**WHAT YOU SHOULD DO**:
Determine how many lines contain the string "dari". Respond with that number and nothing more.

**INPUT**:
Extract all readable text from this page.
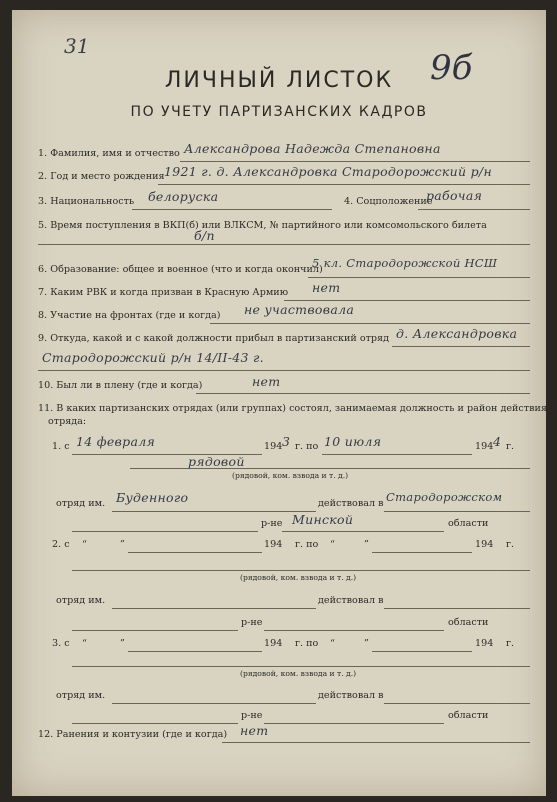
31
9б
ЛИЧНЫЙ ЛИСТОК
ПО УЧЕТУ ПАРТИЗАНСКИХ КАДРОВ
1. Фамилия, имя и отчество Александрова Надежда Степановна
2. Год и место рождения 1921 г. д. Александровка Стародорожский р/н
3. Национальность белоруска	4. Соцположение
рабочая
5. Время поступления в ВКП(б) или ВЛКСМ, № партийного или комсомольского билета
б/п
6. Образование: общее и военное (что и когда окончил)
5 кл. Стародорожской НСШ
7. Каким РВК и когда призван в Красную Армию нет
8. Участие на фронтах (где и когда) не участвовала
9. Откуда, какой и с какой должности прибыл в партизанский отряд д. Александровка
Стародорожский р/н 14/II-43 г.
10. Был ли в плену (где и когда)	нет
11. В каких партизанских отрядах (или группах) состоял, занимаемая должность и район действия
отряда:
1. с 14 февраля	194 3 г. по 10 июля	194 4 г.
рядовой
(рядовой, ком. взвода и т. д.)
отряд им. Буденного	действовал в Стародорожском
р-не Минской	области
2. с “	”	194 г. по “	”	194 г.
(рядовой, ком. взвода и т. д.)
отряд им.	действовал в
р-не	области
3. с “	”	194 г. по “	”	194 г.
(рядовой, ком. взвода и т. д.)
отряд им.	действовал в
р-не	области
12. Ранения и контузии (где и когда) нет
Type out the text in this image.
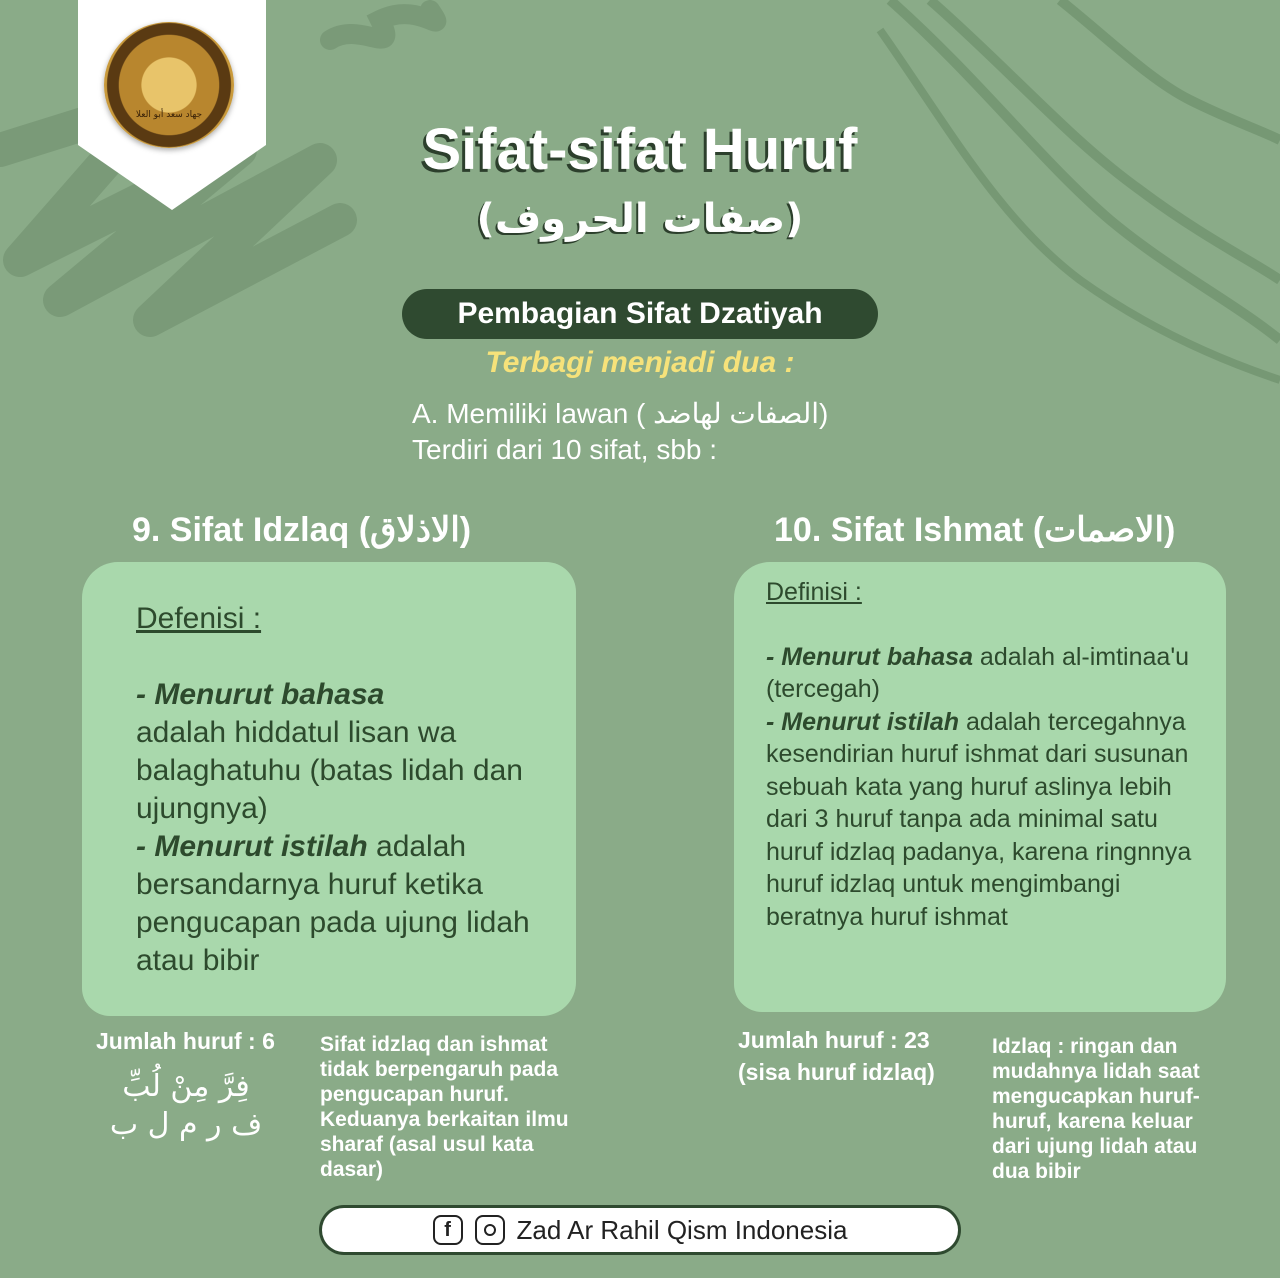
جهاد سعد أبو العلا
Sifat-sifat Huruf
(صفات الحروف)
Pembagian Sifat Dzatiyah
Terbagi menjadi dua :
A. Memiliki lawan ( الصفات لهاضد)
Terdiri dari 10 sifat, sbb :
9. Sifat Idzlaq (الاذلاق)
Defenisi :
- Menurut bahasa
adalah hiddatul lisan wa balaghatuhu (batas lidah dan ujungnya)
- Menurut istilah adalah bersandarnya huruf ketika pengucapan pada ujung lidah atau bibir
Jumlah huruf : 6
فِرَّ مِنْ لُبِّ
ف ر م ل ب
Sifat idzlaq dan ishmat tidak berpengaruh pada pengucapan huruf. Keduanya berkaitan ilmu sharaf (asal usul kata dasar)
10. Sifat Ishmat (الاصمات)
Definisi :
- Menurut bahasa adalah al-imtinaa'u (tercegah)
- Menurut istilah adalah tercegahnya kesendirian huruf ishmat dari susunan sebuah kata yang huruf aslinya lebih dari 3 huruf tanpa ada minimal satu huruf idzlaq padanya, karena ringnnya huruf idzlaq untuk mengimbangi beratnya huruf ishmat
Jumlah huruf : 23
(sisa huruf idzlaq)
Idzlaq : ringan dan mudahnya lidah saat mengucapkan huruf-huruf, karena keluar dari ujung lidah atau dua bibir
f	Zad Ar Rahil Qism Indonesia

**TASK OUTPUT**:
3